:: TASK REQUIREMENTS ::
Quote, word for word, the lines between the one holding "button[interactable]: Try it" and the one holding "staticText: Username <box>34", both included.
>> start
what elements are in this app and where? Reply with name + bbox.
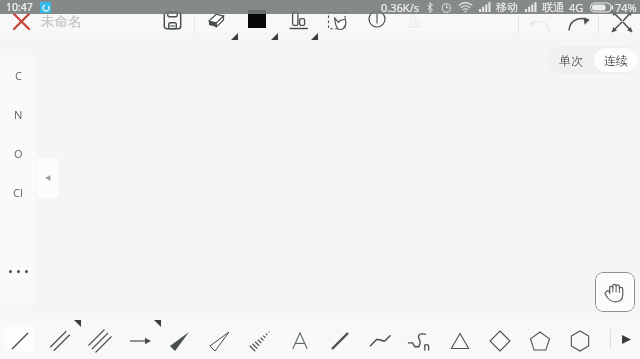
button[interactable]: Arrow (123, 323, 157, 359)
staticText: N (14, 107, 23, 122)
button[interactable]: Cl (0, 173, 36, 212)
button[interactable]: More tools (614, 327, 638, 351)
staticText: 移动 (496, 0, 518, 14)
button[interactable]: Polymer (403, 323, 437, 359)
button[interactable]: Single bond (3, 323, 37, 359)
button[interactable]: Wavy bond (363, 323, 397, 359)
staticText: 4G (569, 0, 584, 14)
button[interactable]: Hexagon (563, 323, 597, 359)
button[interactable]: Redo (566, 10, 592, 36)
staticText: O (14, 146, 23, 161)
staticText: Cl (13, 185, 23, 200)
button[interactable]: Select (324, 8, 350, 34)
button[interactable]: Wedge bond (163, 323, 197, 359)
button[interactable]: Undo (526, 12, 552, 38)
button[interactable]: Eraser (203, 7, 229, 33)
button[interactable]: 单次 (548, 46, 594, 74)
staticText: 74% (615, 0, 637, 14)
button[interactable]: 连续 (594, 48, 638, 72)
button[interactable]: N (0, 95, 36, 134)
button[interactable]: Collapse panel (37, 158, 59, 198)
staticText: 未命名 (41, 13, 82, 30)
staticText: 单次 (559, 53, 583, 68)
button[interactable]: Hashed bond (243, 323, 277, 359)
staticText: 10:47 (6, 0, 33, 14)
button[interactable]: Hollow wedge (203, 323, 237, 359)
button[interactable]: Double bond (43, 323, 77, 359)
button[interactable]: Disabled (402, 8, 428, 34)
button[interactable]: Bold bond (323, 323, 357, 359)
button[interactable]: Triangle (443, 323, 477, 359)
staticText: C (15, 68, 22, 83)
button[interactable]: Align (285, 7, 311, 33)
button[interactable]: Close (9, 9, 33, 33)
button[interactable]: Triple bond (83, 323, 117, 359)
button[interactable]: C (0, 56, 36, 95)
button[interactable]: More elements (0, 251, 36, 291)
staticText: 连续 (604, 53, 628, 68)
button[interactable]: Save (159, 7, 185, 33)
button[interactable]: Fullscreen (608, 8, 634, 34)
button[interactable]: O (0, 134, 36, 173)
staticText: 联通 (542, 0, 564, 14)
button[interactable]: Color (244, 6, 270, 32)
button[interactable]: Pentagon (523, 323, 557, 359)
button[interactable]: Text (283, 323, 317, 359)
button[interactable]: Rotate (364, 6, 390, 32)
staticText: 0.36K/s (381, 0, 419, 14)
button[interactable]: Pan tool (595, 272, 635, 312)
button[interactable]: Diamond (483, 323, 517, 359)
>> end
>> start
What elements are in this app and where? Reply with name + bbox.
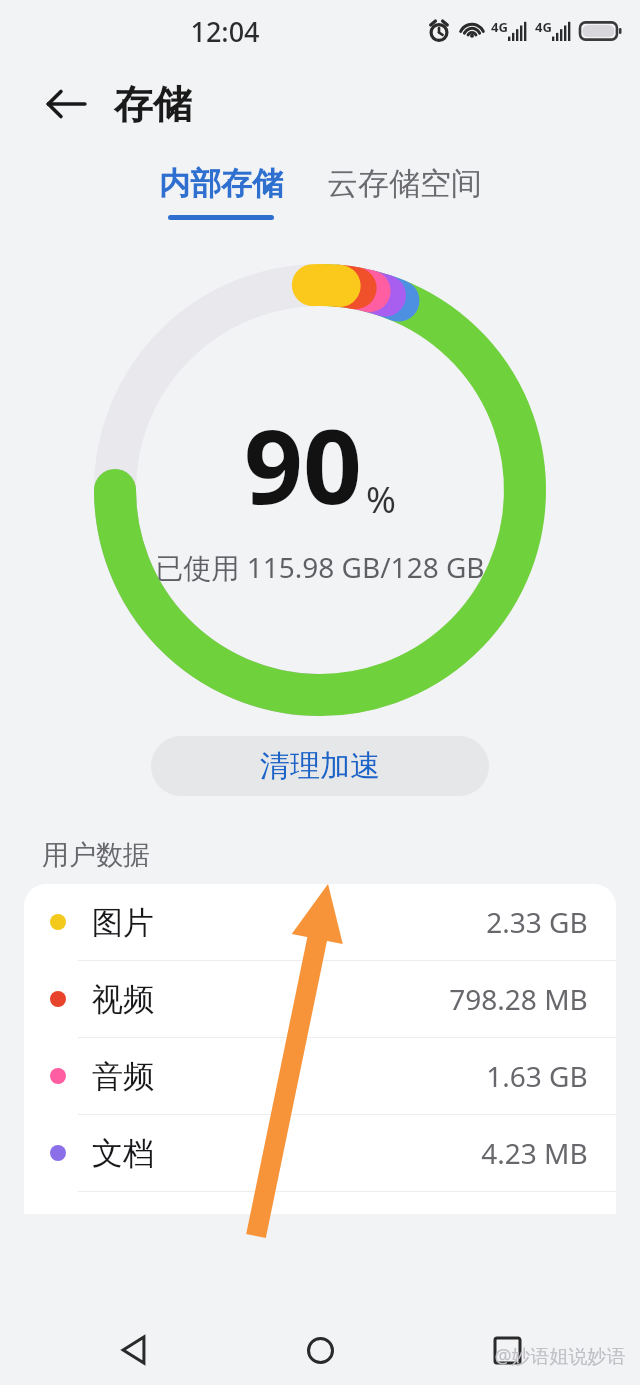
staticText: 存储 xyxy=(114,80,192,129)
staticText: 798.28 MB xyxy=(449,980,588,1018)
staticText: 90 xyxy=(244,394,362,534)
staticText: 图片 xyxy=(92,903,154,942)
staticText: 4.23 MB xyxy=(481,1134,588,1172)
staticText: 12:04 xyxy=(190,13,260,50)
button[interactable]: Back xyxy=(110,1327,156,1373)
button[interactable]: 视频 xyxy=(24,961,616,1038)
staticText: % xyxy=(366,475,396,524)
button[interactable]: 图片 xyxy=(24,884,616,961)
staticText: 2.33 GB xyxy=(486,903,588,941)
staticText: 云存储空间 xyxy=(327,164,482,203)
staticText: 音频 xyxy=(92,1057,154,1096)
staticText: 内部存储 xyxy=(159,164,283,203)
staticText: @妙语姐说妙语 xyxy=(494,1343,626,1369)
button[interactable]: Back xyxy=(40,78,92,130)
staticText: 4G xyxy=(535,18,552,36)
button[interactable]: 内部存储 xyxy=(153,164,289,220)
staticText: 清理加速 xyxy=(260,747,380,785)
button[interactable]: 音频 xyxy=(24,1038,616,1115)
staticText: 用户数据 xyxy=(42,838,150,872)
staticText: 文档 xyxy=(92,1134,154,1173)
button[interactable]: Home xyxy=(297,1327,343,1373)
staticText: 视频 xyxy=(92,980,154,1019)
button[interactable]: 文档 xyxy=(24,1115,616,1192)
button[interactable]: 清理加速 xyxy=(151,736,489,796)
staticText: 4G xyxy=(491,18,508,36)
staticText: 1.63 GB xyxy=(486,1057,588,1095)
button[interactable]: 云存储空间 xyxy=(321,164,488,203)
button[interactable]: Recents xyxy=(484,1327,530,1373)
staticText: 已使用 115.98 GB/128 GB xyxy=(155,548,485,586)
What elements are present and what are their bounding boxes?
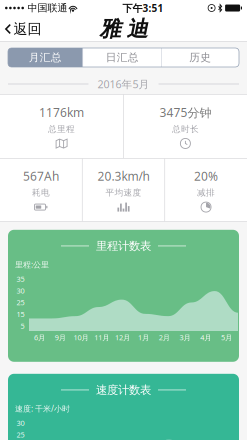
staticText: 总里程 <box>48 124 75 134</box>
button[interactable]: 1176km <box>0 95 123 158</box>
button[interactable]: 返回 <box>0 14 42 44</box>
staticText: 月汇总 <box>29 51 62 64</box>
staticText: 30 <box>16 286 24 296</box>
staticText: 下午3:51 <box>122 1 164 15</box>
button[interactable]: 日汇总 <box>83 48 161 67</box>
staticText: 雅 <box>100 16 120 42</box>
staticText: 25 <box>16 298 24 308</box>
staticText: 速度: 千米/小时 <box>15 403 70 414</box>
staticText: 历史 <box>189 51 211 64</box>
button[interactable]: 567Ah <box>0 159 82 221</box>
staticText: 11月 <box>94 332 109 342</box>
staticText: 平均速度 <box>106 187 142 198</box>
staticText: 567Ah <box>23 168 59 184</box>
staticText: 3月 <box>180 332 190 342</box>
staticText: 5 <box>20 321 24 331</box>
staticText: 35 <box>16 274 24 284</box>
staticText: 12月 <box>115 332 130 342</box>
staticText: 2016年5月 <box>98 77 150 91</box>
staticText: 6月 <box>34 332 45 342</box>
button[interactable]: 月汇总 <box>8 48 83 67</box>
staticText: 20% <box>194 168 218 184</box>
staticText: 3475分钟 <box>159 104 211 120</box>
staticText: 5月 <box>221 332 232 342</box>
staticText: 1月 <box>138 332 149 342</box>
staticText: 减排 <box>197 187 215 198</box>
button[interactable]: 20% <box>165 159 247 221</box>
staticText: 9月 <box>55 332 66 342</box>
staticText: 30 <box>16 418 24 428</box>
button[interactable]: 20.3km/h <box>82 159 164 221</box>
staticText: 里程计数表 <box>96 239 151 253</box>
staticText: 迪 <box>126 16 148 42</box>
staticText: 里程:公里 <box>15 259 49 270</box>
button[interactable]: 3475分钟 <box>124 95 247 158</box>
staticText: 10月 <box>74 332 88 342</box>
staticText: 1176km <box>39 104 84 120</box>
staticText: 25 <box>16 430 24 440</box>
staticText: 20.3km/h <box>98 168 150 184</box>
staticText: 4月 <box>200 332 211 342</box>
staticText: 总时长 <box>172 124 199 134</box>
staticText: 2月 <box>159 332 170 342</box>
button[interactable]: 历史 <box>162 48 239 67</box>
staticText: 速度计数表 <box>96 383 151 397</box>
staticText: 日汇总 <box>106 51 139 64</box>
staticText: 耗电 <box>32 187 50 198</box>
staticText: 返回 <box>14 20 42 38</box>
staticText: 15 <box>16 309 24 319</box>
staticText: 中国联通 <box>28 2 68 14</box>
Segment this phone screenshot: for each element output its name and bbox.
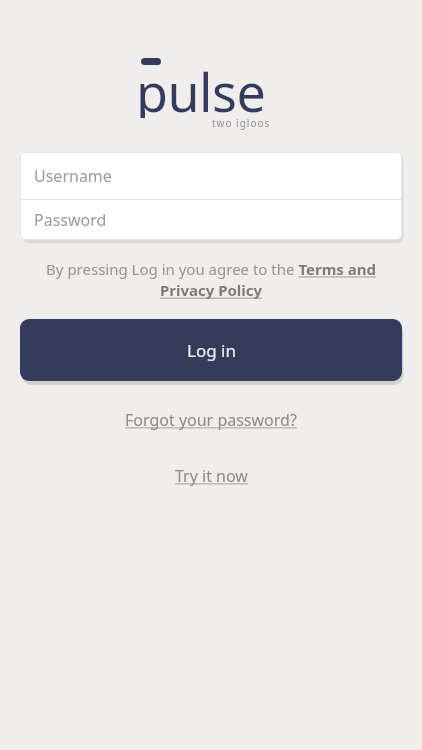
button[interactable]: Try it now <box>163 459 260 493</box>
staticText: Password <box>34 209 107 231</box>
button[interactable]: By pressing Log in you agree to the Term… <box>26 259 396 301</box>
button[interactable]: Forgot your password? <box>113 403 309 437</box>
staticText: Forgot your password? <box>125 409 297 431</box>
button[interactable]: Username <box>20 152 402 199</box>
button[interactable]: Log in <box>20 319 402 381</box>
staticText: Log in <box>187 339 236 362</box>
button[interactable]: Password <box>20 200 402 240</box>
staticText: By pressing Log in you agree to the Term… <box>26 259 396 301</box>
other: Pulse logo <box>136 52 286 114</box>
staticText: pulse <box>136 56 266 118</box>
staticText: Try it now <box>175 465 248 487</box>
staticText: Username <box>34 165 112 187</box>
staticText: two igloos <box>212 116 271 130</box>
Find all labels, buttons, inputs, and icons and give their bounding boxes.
>> end
:: RESULT OF THIS TASK ::
button[interactable]: Try it now <box>163 459 260 493</box>
staticText: Password <box>34 209 107 231</box>
button[interactable]: By pressing Log in you agree to the Term… <box>26 259 396 301</box>
button[interactable]: Forgot your password? <box>113 403 309 437</box>
staticText: Forgot your password? <box>125 409 297 431</box>
button[interactable]: Username <box>20 152 402 199</box>
button[interactable]: Log in <box>20 319 402 381</box>
staticText: Log in <box>187 339 236 362</box>
button[interactable]: Password <box>20 200 402 240</box>
staticText: By pressing Log in you agree to the Term… <box>26 259 396 301</box>
other: Pulse logo <box>136 52 286 114</box>
staticText: pulse <box>136 56 266 118</box>
staticText: Try it now <box>175 465 248 487</box>
staticText: Username <box>34 165 112 187</box>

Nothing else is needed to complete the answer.